* _What is required_: Wherever "Population" appears in a line, copy that line.

[Items listed in a dataset]
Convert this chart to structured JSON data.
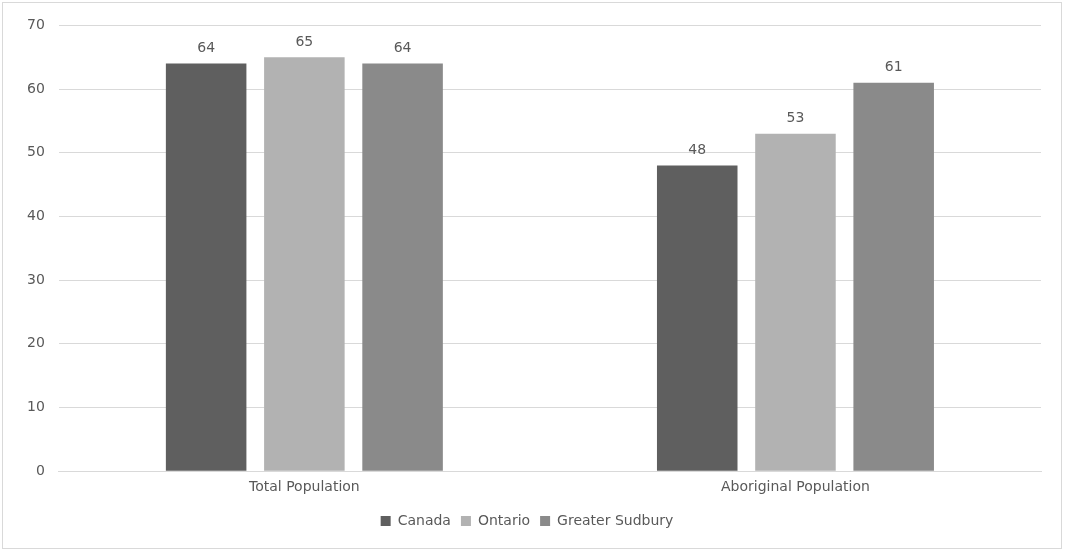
{
  "chart_data": {
    "type": "bar",
    "categories": [
      "Total Population",
      "Aboriginal Population"
    ],
    "series": [
      {
        "name": "Canada",
        "color": "#5f5f5f",
        "values": [
          64,
          48
        ]
      },
      {
        "name": "Ontario",
        "color": "#b2b2b2",
        "values": [
          65,
          53
        ]
      },
      {
        "name": "Greater Sudbury",
        "color": "#8a8a8a",
        "values": [
          64,
          61
        ]
      }
    ],
    "ylim": [
      0,
      70
    ],
    "yticks": [
      0,
      10,
      20,
      30,
      40,
      50,
      60,
      70
    ],
    "grid": "y",
    "legend": "bottom",
    "data_labels": true
  }
}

* _Reply to the exercise_:
      "Total Population",
      "Aboriginal Population"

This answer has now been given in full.